▶ [Prompt] In the records, take everything from the line containing "slice-label: Losses in heat" down to the line containing "539, 485, 577]" and write those lines out again with "Production losses" replaced by "Generation losses", leaving all else unchanged.

▶ [Given entries]
<<<<

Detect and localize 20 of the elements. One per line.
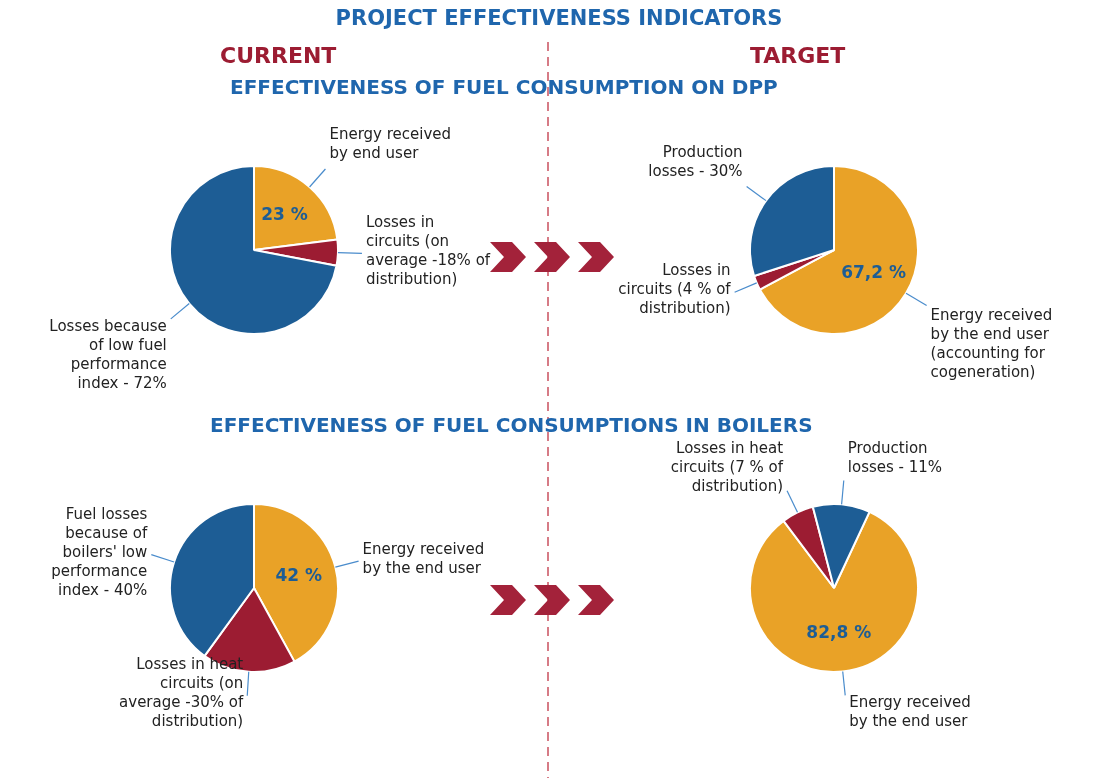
slice-label: Losses in heat circuits (7 % of distribution) [670, 439, 784, 496]
data-label: 23 % [261, 203, 308, 224]
data-label: 82,8 % [806, 622, 872, 643]
slice-label: Fuel losses because of boilers' low performance index - 40% [51, 504, 148, 599]
chart-subtitle: CURRENT [219, 42, 338, 70]
chart-title: EFFECTIVENESS OF FUEL CONSUMPTION ON DPP [229, 74, 778, 101]
slice-label: Production losses - 30% [648, 142, 743, 180]
legend-label: Losses in circuits (on average -18% of distribution) [365, 212, 491, 288]
slice-label: Energy received by end user [329, 125, 452, 163]
data-label: 67,2 % [841, 262, 907, 283]
chart-title: EFFECTIVENESS OF FUEL CONSUMPTIONS IN BOILERS [209, 412, 813, 439]
slice-label: Energy received by the end user [362, 539, 485, 577]
slice-label: Losses because of low fuel performance index - 72% [49, 317, 167, 393]
slice-label: Losses in circuits (4 % of distribution) [618, 261, 732, 318]
data-label: 42 % [275, 564, 323, 585]
slice-label: Production losses - 11% [847, 439, 943, 477]
slice-label: Energy received by the end user [849, 693, 971, 731]
slice-label: Energy received by the end user (accounting for cogeneration) [930, 305, 1053, 381]
text: PROJECT EFFECTIVENESS INDICATORS [334, 6, 784, 30]
chart-subtitle: TARGET [749, 42, 847, 70]
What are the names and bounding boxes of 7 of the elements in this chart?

>>>>

▶ [The result]
slice-label: Losses in heat circuits (7 % of distribution) [670, 439, 784, 496]
data-label: 23 % [261, 203, 308, 224]
data-label: 82,8 % [806, 622, 872, 643]
slice-label: Fuel losses because of boilers' low performance index - 40% [51, 504, 148, 599]
chart-subtitle: CURRENT [219, 42, 338, 70]
chart-title: EFFECTIVENESS OF FUEL CONSUMPTION ON DPP [229, 74, 778, 101]
slice-label: Generation losses - 30% [648, 142, 743, 180]
legend-label: Losses in circuits (on average -18% of distribution) [365, 212, 491, 288]
slice-label: Energy received by end user [329, 125, 452, 163]
data-label: 67,2 % [841, 262, 907, 283]
chart-title: EFFECTIVENESS OF FUEL CONSUMPTIONS IN BOILERS [209, 412, 813, 439]
slice-label: Energy received by the end user [362, 539, 485, 577]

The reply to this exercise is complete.